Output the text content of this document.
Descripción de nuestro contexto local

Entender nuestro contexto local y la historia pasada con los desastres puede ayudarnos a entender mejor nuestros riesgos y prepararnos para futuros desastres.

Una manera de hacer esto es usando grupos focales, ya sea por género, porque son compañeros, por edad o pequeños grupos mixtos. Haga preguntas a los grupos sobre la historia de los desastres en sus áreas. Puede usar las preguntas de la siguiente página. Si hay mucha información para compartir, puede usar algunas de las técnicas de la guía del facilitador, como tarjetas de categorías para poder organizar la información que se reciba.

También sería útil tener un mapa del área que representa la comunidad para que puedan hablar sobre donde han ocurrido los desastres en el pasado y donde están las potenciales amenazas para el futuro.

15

==

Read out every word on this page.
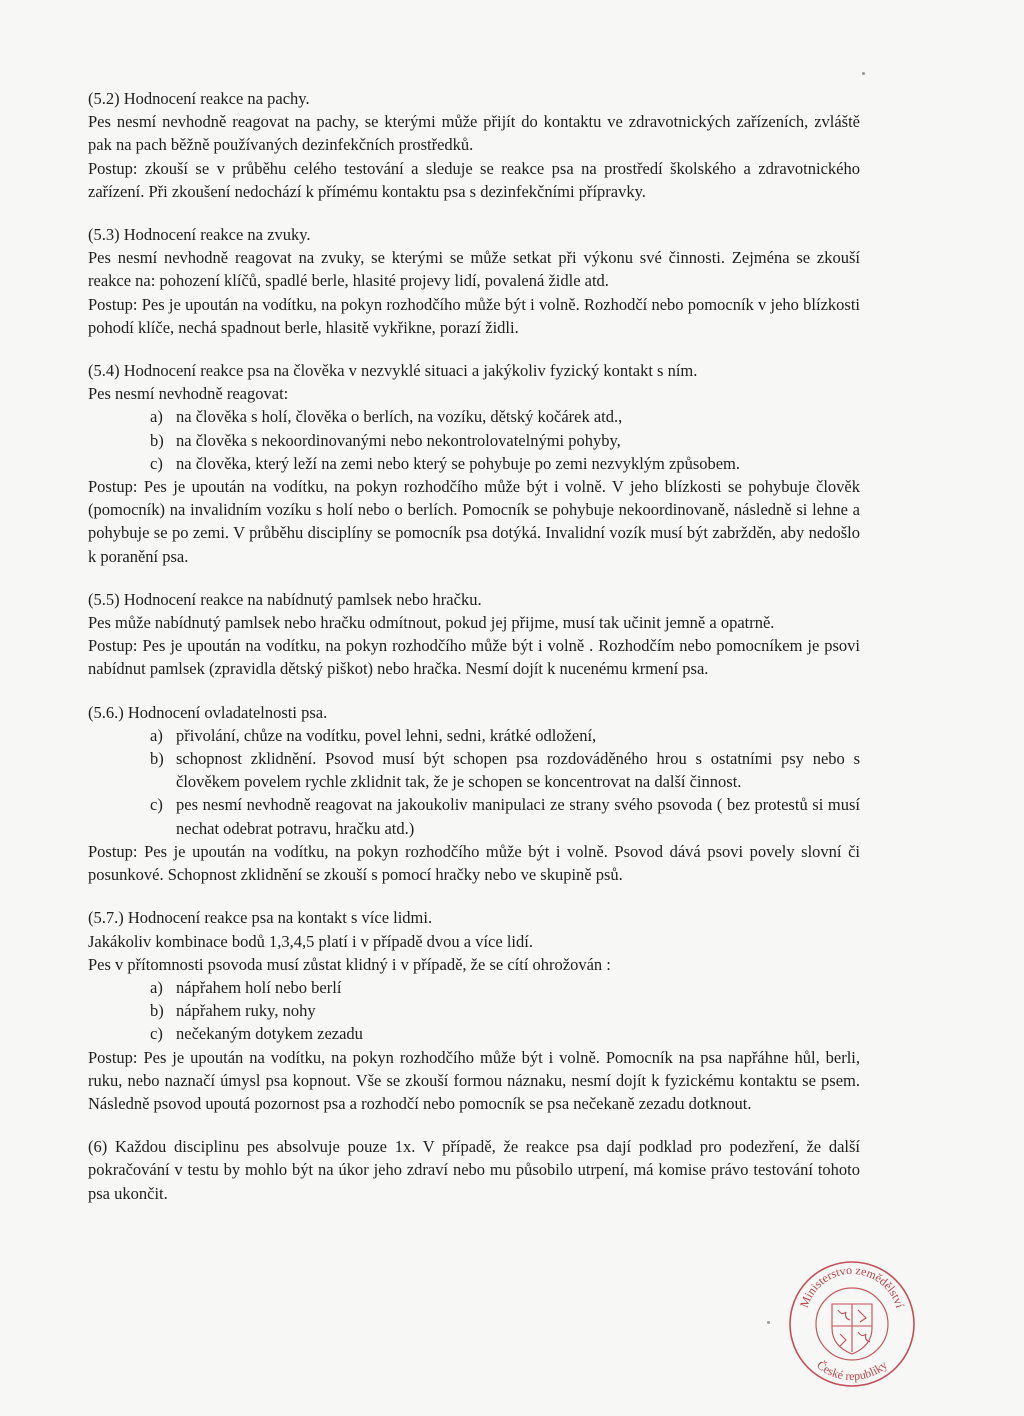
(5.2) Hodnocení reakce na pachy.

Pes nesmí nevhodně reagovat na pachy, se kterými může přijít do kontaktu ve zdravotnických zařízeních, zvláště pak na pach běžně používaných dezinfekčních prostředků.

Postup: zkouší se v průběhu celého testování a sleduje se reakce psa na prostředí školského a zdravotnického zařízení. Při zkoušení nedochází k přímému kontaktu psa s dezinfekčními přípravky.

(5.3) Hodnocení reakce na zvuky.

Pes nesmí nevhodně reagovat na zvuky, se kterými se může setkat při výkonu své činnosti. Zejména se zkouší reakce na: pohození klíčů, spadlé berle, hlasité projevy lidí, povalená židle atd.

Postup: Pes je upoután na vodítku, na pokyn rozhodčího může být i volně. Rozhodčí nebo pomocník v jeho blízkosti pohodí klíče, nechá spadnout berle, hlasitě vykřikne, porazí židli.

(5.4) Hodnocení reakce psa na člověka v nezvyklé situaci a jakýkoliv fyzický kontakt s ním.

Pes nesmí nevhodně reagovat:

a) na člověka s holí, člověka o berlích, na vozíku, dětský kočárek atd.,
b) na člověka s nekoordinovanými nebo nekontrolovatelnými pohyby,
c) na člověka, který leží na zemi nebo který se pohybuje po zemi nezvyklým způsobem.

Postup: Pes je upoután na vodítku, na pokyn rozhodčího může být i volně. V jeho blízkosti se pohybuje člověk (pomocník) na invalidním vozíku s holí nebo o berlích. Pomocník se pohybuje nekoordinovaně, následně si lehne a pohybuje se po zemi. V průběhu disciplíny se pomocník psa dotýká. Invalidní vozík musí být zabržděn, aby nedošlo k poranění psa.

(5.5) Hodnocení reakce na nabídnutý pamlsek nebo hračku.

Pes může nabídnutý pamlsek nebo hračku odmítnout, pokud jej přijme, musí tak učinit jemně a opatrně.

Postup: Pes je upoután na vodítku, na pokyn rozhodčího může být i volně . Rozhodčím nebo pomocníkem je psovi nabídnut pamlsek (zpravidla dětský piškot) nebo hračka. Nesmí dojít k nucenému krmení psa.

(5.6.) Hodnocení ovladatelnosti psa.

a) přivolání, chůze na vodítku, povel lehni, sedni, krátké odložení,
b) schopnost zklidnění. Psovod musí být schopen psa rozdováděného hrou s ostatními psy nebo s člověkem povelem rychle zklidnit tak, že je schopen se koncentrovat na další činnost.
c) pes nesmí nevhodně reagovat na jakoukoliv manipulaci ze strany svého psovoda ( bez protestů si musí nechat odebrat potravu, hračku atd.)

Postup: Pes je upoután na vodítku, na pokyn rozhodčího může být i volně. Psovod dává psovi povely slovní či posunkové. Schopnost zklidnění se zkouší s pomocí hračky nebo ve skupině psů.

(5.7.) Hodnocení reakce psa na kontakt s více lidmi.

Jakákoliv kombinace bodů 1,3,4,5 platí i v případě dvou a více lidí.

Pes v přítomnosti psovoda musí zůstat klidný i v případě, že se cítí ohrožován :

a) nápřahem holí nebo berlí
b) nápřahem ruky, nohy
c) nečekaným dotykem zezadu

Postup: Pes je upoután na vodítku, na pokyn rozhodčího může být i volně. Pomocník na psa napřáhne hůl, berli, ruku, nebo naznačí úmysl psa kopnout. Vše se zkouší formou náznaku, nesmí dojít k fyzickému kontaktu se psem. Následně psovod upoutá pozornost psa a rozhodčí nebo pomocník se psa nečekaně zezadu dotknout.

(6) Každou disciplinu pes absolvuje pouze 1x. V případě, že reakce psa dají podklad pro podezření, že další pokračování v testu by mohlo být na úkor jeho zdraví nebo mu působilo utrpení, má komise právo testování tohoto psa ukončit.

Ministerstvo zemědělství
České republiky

## Written task
Look through the entries and find each line that has the string "zklidnění". Copy those lines.

## Correct result
b) schopnost zklidnění. Psovod musí být schopen psa rozdováděného hrou s ostatními psy nebo s člověkem povelem rychle zklidnit tak, že je schopen se koncentrovat na další činnost.
Postup: Pes je upoután na vodítku, na pokyn rozhodčího může být i volně. Psovod dává psovi povely slovní či posunkové. Schopnost zklidnění se zkouší s pomocí hračky nebo ve skupině psů.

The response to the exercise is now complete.